==== Rows ====
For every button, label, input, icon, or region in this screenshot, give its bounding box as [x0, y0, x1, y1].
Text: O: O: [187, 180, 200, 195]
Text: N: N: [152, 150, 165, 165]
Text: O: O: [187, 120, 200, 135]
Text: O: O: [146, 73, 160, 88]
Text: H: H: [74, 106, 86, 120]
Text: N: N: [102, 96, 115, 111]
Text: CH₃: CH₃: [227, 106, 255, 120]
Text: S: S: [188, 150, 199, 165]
====
==== Rows ====
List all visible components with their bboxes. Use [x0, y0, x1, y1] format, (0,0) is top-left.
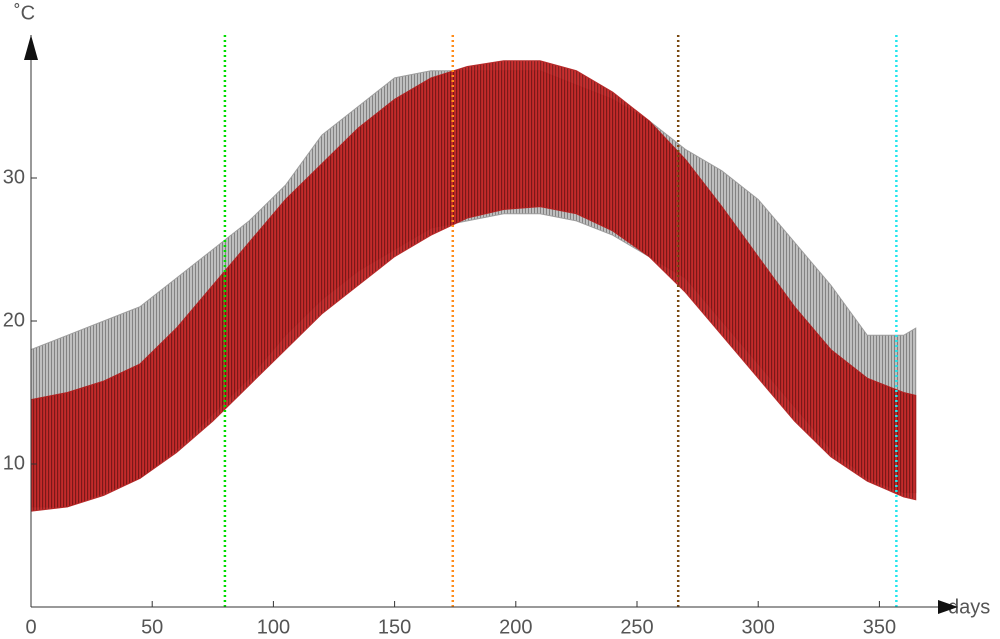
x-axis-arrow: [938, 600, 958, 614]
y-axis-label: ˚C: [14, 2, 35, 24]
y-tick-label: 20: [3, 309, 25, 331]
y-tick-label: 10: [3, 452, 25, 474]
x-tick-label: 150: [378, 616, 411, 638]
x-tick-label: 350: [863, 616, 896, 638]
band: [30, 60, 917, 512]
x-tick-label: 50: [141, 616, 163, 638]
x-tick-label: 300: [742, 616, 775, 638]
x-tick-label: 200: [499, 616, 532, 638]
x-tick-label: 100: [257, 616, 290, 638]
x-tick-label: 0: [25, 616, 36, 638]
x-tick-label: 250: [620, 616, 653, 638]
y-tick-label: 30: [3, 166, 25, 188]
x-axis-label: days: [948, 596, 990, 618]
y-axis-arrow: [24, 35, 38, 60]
====
(Goal) Can you turn every line from the one containing "For every button, label, input, icon, or" through the one containing "Text: S: S: [188, 150, 199, 165]", both included, into a numbered list with blank lines left out?

(Exercise output)
1. For every button, label, input, icon, or region in this screenshot, give its bounding box as [x0, y0, x1, y1].
2. Text: O: O: [187, 180, 200, 195]
3. Text: N: N: [152, 150, 165, 165]
4. Text: O: O: [187, 120, 200, 135]
5. Text: O: O: [146, 73, 160, 88]
6. Text: H: H: [74, 106, 86, 120]
7. Text: N: N: [102, 96, 115, 111]
8. Text: CH₃: CH₃: [227, 106, 255, 120]
9. Text: S: S: [188, 150, 199, 165]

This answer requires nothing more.